begin DATASET RECORDS
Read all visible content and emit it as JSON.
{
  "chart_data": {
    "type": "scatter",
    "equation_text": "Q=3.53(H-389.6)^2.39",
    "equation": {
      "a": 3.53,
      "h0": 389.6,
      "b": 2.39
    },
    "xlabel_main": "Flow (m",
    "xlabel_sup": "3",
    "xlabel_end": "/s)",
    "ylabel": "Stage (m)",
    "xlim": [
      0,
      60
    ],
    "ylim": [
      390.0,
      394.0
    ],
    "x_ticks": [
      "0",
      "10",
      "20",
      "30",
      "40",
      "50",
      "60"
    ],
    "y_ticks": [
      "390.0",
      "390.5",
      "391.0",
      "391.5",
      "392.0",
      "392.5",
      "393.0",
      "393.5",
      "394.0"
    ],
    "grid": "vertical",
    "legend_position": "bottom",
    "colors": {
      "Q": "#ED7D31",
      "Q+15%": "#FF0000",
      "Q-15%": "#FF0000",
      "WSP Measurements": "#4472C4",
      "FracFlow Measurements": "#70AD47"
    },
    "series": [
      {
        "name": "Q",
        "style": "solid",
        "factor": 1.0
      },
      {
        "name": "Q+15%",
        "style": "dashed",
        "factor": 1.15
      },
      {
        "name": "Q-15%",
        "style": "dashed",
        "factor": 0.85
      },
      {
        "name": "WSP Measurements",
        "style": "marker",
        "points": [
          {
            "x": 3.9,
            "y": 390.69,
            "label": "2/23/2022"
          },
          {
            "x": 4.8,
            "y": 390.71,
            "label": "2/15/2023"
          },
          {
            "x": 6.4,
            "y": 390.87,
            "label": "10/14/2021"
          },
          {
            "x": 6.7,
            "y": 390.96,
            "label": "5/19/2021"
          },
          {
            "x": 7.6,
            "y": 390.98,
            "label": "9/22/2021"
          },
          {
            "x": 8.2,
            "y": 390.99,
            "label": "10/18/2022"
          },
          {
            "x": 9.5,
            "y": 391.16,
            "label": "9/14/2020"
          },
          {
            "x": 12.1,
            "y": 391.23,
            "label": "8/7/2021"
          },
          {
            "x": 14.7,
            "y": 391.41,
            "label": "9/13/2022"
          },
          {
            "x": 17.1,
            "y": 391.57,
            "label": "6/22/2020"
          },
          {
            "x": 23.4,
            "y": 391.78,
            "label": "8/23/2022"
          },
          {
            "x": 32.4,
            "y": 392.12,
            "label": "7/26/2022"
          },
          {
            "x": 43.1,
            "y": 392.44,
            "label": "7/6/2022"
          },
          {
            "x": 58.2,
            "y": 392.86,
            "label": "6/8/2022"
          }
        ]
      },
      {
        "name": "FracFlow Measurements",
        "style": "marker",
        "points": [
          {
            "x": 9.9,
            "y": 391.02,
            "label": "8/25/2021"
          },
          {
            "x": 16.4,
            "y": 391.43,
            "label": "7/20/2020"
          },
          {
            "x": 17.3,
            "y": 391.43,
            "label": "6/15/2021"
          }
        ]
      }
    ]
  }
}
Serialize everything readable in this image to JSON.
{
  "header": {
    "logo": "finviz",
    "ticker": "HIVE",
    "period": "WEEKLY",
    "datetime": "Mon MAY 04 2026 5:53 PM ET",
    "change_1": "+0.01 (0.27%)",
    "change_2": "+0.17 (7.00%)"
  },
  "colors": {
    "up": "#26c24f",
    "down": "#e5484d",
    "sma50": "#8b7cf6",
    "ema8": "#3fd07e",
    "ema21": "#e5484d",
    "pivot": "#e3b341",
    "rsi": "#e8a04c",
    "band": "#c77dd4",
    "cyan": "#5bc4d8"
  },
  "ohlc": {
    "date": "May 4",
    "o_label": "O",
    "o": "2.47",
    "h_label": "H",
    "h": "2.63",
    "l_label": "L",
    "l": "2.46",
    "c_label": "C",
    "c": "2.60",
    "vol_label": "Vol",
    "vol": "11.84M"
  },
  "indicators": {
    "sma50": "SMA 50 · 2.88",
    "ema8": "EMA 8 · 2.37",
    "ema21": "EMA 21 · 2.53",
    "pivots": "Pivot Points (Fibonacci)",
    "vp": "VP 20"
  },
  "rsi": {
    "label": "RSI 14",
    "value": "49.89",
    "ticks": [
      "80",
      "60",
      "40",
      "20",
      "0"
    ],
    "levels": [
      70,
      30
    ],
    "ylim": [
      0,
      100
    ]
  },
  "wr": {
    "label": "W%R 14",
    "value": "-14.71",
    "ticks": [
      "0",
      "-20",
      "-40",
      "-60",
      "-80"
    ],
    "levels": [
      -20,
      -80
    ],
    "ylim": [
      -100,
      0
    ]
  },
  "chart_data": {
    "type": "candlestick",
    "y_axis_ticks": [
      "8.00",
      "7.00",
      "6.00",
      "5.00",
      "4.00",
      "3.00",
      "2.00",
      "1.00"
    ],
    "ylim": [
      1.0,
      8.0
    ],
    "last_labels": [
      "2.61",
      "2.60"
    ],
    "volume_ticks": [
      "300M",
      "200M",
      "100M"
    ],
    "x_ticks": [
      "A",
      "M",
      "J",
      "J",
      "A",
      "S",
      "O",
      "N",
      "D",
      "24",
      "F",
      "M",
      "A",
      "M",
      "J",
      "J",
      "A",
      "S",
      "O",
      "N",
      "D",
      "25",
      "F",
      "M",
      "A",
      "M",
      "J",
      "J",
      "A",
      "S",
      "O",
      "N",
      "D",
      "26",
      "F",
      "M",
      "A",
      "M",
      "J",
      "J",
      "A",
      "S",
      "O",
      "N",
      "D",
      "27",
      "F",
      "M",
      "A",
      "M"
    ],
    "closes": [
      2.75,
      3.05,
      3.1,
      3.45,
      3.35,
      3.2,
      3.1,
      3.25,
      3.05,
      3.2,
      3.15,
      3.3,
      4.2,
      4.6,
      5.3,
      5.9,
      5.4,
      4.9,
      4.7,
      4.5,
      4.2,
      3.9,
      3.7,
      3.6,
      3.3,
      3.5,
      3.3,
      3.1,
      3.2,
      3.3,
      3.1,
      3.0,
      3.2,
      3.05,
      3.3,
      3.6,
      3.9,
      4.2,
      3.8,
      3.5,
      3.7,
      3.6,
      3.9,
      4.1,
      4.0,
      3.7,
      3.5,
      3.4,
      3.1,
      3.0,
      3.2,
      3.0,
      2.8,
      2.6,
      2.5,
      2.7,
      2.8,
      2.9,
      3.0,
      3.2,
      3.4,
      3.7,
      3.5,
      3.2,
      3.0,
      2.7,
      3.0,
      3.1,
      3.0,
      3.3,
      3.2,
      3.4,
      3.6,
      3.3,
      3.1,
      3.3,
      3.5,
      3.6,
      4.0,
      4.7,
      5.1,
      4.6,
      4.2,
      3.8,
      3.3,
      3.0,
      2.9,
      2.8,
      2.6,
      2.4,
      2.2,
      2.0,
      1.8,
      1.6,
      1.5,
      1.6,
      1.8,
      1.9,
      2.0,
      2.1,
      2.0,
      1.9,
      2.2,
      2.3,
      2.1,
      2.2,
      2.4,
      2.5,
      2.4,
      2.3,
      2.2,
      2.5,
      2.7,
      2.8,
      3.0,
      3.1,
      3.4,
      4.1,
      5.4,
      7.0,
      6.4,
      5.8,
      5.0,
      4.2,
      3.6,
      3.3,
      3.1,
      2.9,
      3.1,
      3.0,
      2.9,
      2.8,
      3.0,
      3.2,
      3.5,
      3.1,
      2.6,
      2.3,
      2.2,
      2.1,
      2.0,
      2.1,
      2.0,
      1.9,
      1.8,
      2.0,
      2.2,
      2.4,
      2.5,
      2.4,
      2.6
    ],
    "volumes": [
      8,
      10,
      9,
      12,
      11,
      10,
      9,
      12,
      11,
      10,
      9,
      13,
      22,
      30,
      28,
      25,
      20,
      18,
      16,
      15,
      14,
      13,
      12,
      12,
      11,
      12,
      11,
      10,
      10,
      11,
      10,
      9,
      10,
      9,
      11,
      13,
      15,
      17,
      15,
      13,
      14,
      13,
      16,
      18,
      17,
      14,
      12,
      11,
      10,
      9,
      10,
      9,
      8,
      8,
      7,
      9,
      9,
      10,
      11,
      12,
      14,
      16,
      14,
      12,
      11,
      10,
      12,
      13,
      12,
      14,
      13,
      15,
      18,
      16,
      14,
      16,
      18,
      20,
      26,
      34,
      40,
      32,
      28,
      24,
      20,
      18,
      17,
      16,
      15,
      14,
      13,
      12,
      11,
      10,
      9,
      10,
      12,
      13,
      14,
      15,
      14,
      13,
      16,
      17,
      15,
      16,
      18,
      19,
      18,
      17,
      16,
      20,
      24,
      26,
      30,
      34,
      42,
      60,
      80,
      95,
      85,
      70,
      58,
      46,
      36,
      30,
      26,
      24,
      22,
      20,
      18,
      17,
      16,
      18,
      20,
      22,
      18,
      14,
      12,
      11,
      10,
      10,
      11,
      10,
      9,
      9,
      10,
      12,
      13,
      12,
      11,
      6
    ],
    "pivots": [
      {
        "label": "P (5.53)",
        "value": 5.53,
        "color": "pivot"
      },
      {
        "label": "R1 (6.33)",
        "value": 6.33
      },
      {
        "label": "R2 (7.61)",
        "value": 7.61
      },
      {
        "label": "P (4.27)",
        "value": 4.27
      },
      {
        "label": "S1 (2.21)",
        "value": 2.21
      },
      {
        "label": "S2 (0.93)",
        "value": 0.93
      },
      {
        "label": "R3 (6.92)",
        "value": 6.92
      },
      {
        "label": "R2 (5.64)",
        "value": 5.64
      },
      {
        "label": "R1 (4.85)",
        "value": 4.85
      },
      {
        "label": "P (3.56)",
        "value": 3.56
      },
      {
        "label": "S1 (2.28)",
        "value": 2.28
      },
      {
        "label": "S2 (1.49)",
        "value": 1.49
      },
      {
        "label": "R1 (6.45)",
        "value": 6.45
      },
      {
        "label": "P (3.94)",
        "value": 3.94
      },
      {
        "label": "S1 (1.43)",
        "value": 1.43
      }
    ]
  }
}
end DATASET RECORDS
State, as a bare number, how many lines of the listing hold the word "Measurements".

4